=== What you will do ===
Output each record exactly, with nothing omitted.

=== Extracted records ===

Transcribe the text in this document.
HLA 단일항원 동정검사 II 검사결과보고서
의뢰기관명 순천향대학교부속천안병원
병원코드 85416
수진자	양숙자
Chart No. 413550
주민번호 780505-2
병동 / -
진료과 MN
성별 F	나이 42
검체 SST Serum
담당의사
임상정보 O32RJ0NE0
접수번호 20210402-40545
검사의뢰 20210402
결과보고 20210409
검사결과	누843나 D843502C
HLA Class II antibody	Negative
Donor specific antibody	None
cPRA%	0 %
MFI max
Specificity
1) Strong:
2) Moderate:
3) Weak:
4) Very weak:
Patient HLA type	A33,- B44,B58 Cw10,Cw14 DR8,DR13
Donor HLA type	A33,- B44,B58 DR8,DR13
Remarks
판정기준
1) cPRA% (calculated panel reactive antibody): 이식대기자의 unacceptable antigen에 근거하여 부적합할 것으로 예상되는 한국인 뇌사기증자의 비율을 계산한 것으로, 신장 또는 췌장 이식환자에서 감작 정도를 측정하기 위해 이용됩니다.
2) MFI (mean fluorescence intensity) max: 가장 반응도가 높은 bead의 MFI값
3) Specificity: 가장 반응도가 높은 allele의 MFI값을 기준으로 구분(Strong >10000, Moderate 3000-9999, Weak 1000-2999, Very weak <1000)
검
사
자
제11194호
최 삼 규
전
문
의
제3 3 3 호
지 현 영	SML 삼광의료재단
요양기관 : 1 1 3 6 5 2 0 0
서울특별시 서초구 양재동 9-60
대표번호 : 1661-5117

=== The answer ===
Transcribe the text in this document.
HLA 단일항원 동정검사 II 검사결과보고서
의뢰기관명 순천향대학교부속천안병원
병원코드 85416
수진자	양숙자
Chart No. 413550
주민번호 780505-2
병동 / -
진료과 MN
성별 F	나이 42
검체 SST Serum
담당의사
임상정보 O32RJ0NE0
접수번호 20210402-40545
검사의뢰 20210402
결과보고 20210409
검사결과	누843나 D843502C
HLA Class II antibody	Negative
Donor specific antibody	None
cPRA%	0 %
MFI max
Specificity
1) Strong:
2) Moderate:
3) Weak:
4) Very weak:
Patient HLA type	A33,- B44,B58 Cw10,Cw14 DR8,DR13
Donor HLA type	A33,- B44,B58 DR8,DR13
Remarks
판정기준
1) cPRA% (calculated panel reactive antibody): 이식대기자의 unacceptable antigen에 근거하여 부적합할 것으로 예상되는 한국인 뇌사기증자의 비율을 계산한 것으로, 신장 또는 췌장 이식환자에서 감작 정도를 측정하기 위해 이용됩니다.
2) MFI (mean fluorescence intensity) max: 가장 반응도가 높은 bead의 MFI값
3) Specificity: 가장 반응도가 높은 allele의 MFI값을 기준으로 구분(Strong >10000, Moderate 3000-9999, Weak 1000-2999, Very weak <1000)
검
사
자
제11194호
최 삼 규
전
문
의
제3 3 3 호
지 현 영	SML 삼광의료재단
요양기관 : 1 1 3 6 5 2 0 0
서울특별시 서초구 양재동 9-60
대표번호 : 1661-5117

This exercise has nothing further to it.